- Set exercise
Transcribe the listing exactly, leaving out every picture.

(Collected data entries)
[start]

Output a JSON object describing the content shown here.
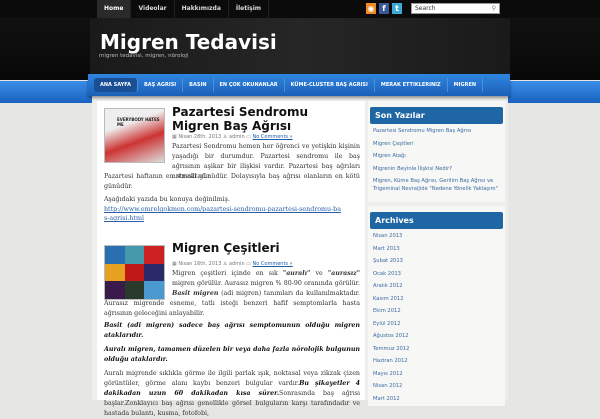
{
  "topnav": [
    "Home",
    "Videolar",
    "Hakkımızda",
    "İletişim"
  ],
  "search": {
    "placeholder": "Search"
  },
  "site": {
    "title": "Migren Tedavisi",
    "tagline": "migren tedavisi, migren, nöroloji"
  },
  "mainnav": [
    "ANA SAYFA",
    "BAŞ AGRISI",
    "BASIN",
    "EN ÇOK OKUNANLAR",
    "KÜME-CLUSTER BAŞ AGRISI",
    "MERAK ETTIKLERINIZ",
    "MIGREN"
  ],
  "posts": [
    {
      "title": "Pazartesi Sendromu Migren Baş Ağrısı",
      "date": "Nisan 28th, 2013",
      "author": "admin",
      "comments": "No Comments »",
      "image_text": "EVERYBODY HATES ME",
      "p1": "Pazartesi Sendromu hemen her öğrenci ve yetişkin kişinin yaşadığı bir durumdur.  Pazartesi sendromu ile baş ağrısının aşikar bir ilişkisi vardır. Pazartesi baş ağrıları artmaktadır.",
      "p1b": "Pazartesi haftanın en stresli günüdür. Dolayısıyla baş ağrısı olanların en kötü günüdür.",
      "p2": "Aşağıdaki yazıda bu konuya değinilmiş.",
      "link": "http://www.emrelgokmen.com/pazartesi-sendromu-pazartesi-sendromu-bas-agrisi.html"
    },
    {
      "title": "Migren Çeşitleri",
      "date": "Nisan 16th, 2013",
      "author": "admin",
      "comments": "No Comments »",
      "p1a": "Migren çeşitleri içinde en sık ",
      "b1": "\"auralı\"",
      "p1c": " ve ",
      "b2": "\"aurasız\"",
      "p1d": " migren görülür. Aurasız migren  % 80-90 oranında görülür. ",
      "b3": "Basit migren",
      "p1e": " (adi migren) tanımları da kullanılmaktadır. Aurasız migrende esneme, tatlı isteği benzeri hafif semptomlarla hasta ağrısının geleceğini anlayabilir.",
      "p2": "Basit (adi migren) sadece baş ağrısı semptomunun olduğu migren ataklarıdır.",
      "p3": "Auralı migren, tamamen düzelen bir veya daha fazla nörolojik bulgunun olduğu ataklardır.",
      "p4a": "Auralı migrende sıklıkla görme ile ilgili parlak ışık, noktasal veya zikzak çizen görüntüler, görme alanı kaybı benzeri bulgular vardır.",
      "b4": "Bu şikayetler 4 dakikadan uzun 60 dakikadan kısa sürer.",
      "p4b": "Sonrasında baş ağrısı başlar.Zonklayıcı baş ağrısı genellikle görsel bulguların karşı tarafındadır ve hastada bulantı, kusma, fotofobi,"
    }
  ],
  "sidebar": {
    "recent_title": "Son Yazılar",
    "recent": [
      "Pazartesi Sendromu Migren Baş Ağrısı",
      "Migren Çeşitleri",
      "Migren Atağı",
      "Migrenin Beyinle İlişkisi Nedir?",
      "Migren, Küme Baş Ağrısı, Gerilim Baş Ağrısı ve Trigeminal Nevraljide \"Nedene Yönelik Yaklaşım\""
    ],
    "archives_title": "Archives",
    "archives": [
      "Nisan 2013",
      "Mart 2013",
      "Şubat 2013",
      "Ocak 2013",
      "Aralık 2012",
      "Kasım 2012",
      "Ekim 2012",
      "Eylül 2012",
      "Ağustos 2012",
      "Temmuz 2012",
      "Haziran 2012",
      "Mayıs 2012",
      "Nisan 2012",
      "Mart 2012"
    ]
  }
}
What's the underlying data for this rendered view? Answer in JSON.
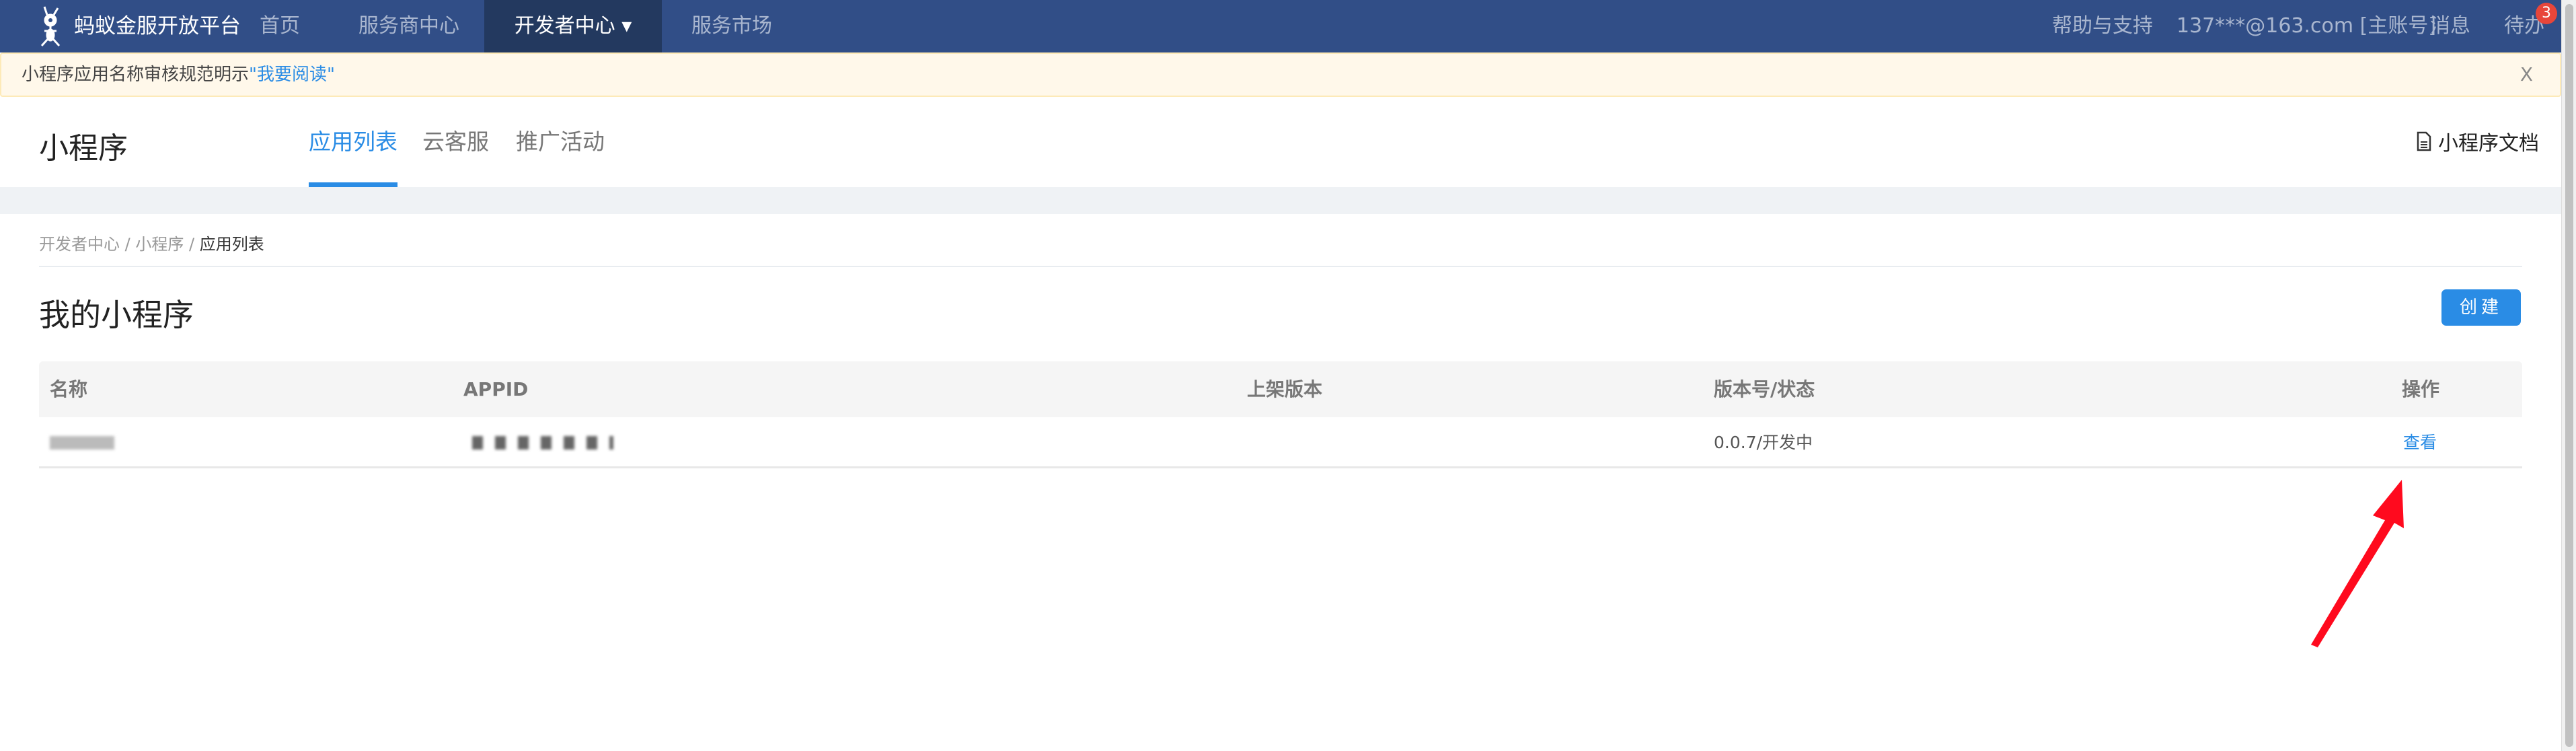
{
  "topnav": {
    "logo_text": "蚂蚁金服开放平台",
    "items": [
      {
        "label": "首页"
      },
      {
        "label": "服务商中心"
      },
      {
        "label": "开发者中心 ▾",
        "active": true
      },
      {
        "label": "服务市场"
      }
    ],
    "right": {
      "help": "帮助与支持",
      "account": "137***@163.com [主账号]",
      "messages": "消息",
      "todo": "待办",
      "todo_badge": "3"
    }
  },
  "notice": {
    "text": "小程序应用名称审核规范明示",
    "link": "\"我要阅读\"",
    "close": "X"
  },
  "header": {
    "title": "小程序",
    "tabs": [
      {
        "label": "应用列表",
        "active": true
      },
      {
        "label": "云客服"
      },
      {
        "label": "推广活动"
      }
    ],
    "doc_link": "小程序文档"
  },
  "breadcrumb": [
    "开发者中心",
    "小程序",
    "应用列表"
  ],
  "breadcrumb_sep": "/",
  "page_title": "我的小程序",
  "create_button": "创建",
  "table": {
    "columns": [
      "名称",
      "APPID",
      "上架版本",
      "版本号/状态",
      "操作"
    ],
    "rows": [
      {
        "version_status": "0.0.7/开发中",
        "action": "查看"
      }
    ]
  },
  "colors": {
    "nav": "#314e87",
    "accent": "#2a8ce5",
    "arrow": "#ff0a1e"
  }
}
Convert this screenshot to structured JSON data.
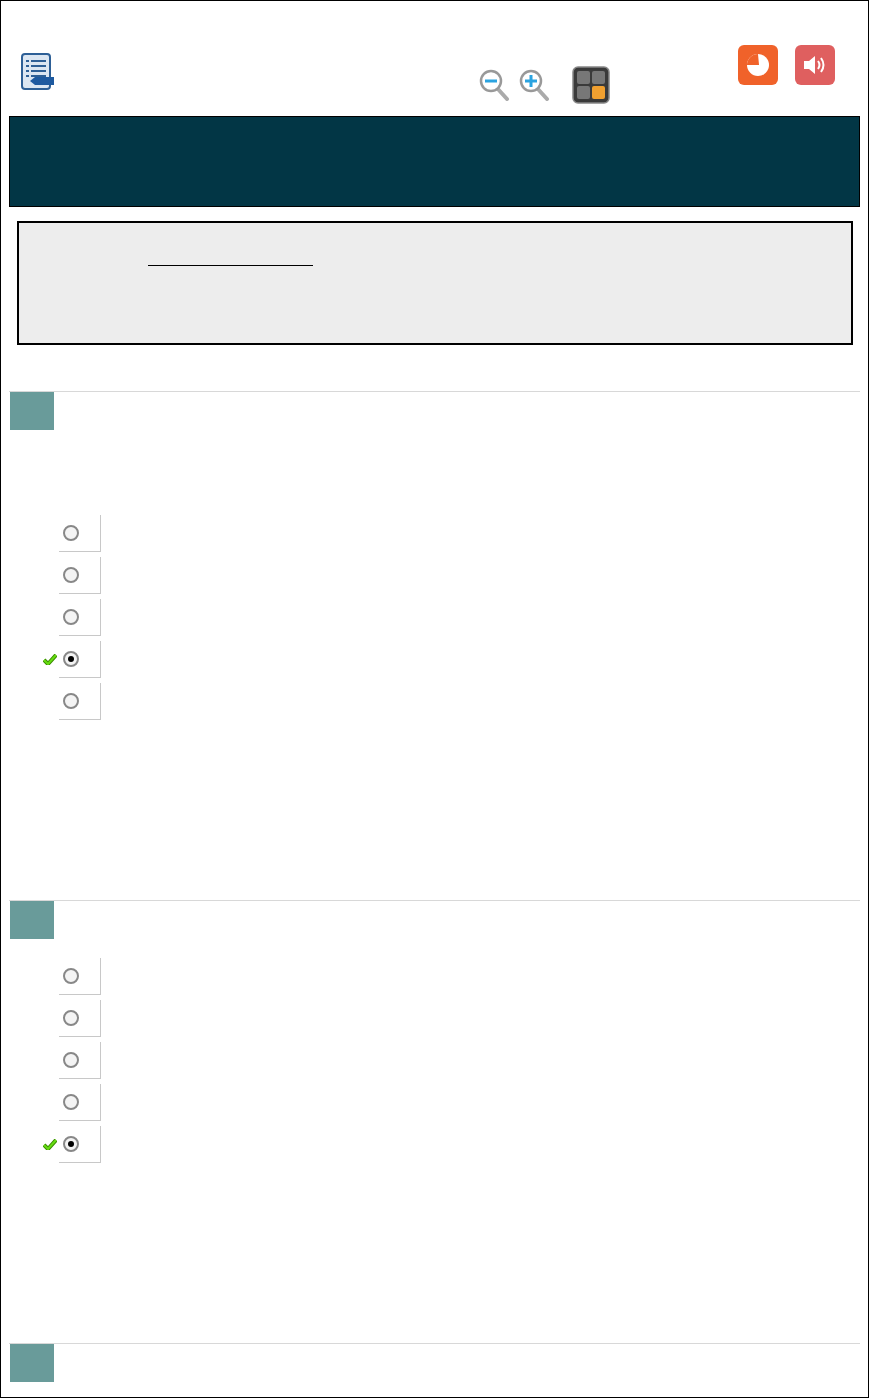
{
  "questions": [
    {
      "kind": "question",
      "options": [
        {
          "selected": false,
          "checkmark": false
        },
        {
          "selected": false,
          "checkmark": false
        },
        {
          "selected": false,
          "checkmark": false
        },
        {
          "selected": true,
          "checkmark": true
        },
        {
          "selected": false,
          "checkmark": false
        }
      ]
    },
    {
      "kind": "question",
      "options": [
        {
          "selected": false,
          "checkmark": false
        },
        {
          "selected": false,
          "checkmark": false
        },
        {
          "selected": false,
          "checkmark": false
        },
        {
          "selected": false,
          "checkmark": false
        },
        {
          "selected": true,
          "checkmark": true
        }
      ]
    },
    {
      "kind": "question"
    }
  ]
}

[end]

- Output for this task
Output a JSON object describing the content shown here.
{
  "topnav": [
    "Home",
    "Videolar",
    "Hakkımızda",
    "İletişim"
  ],
  "search": {
    "placeholder": "Search"
  },
  "site": {
    "title": "Migren Tedavisi",
    "tagline": "migren tedavisi, migren, nöroloji"
  },
  "mainnav": [
    "ANA SAYFA",
    "BAŞ AGRISI",
    "BASIN",
    "EN ÇOK OKUNANLAR",
    "KÜME-CLUSTER BAŞ AGRISI",
    "MERAK ETTIKLERINIZ",
    "MIGREN"
  ],
  "posts": [
    {
      "title": "Pazartesi Sendromu Migren Baş Ağrısı",
      "date": "Nisan 28th, 2013",
      "author": "admin",
      "comments": "No Comments »",
      "image_text": "EVERYBODY HATES ME",
      "p1": "Pazartesi Sendromu hemen her öğrenci ve yetişkin kişinin yaşadığı bir durumdur.  Pazartesi sendromu ile baş ağrısının aşikar bir ilişkisi vardır. Pazartesi baş ağrıları artmaktadır.",
      "p1b": "Pazartesi haftanın en stresli günüdür. Dolayısıyla baş ağrısı olanların en kötü günüdür.",
      "p2": "Aşağıdaki yazıda bu konuya değinilmiş.",
      "link": "http://www.emrelgokmen.com/pazartesi-sendromu-pazartesi-sendromu-bas-agrisi.html"
    },
    {
      "title": "Migren Çeşitleri",
      "date": "Nisan 16th, 2013",
      "author": "admin",
      "comments": "No Comments »",
      "p1a": "Migren çeşitleri içinde en sık ",
      "b1": "\"auralı\"",
      "p1c": " ve ",
      "b2": "\"aurasız\"",
      "p1d": " migren görülür. Aurasız migren  % 80-90 oranında görülür. ",
      "b3": "Basit migren",
      "p1e": " (adi migren) tanımları da kullanılmaktadır. Aurasız migrende esneme, tatlı isteği benzeri hafif semptomlarla hasta ağrısının geleceğini anlayabilir.",
      "p2": "Basit (adi migren) sadece baş ağrısı semptomunun olduğu migren ataklarıdır.",
      "p3": "Auralı migren, tamamen düzelen bir veya daha fazla nörolojik bulgunun olduğu ataklardır.",
      "p4a": "Auralı migrende sıklıkla görme ile ilgili parlak ışık, noktasal veya zikzak çizen görüntüler, görme alanı kaybı benzeri bulgular vardır.",
      "b4": "Bu şikayetler 4 dakikadan uzun 60 dakikadan kısa sürer.",
      "p4b": "Sonrasında baş ağrısı başlar.Zonklayıcı baş ağrısı genellikle görsel bulguların karşı tarafındadır ve hastada bulantı, kusma, fotofobi,"
    }
  ],
  "sidebar": {
    "recent_title": "Son Yazılar",
    "recent": [
      "Pazartesi Sendromu Migren Baş Ağrısı",
      "Migren Çeşitleri",
      "Migren Atağı",
      "Migrenin Beyinle İlişkisi Nedir?",
      "Migren, Küme Baş Ağrısı, Gerilim Baş Ağrısı ve Trigeminal Nevraljide \"Nedene Yönelik Yaklaşım\""
    ],
    "archives_title": "Archives",
    "archives": [
      "Nisan 2013",
      "Mart 2013",
      "Şubat 2013",
      "Ocak 2013",
      "Aralık 2012",
      "Kasım 2012",
      "Ekim 2012",
      "Eylül 2012",
      "Ağustos 2012",
      "Temmuz 2012",
      "Haziran 2012",
      "Mayıs 2012",
      "Nisan 2012",
      "Mart 2012"
    ]
  }
}
What's the underlying data for this rendered view? Answer in JSON.
{
  "topnav": {
    "logo_text": "蚂蚁金服开放平台",
    "items": [
      {
        "label": "首页"
      },
      {
        "label": "服务商中心"
      },
      {
        "label": "开发者中心 ▾",
        "active": true
      },
      {
        "label": "服务市场"
      }
    ],
    "right": {
      "help": "帮助与支持",
      "account": "137***@163.com [主账号]",
      "messages": "消息",
      "todo": "待办",
      "todo_badge": "3"
    }
  },
  "notice": {
    "text": "小程序应用名称审核规范明示",
    "link": "\"我要阅读\"",
    "close": "X"
  },
  "header": {
    "title": "小程序",
    "tabs": [
      {
        "label": "应用列表",
        "active": true
      },
      {
        "label": "云客服"
      },
      {
        "label": "推广活动"
      }
    ],
    "doc_link": "小程序文档"
  },
  "breadcrumb": [
    "开发者中心",
    "小程序",
    "应用列表"
  ],
  "breadcrumb_sep": "/",
  "page_title": "我的小程序",
  "create_button": "创建",
  "table": {
    "columns": [
      "名称",
      "APPID",
      "上架版本",
      "版本号/状态",
      "操作"
    ],
    "rows": [
      {
        "version_status": "0.0.7/开发中",
        "action": "查看"
      }
    ]
  },
  "colors": {
    "nav": "#314e87",
    "accent": "#2a8ce5",
    "arrow": "#ff0a1e"
  }
}
Convert this screenshot to structured JSON data.
{
  "questions": [
    {
      "kind": "question",
      "options": [
        {
          "selected": false,
          "checkmark": false
        },
        {
          "selected": false,
          "checkmark": false
        },
        {
          "selected": false,
          "checkmark": false
        },
        {
          "selected": true,
          "checkmark": true
        },
        {
          "selected": false,
          "checkmark": false
        }
      ]
    },
    {
      "kind": "question",
      "options": [
        {
          "selected": false,
          "checkmark": false
        },
        {
          "selected": false,
          "checkmark": false
        },
        {
          "selected": false,
          "checkmark": false
        },
        {
          "selected": false,
          "checkmark": false
        },
        {
          "selected": true,
          "checkmark": true
        }
      ]
    },
    {
      "kind": "question"
    }
  ]
}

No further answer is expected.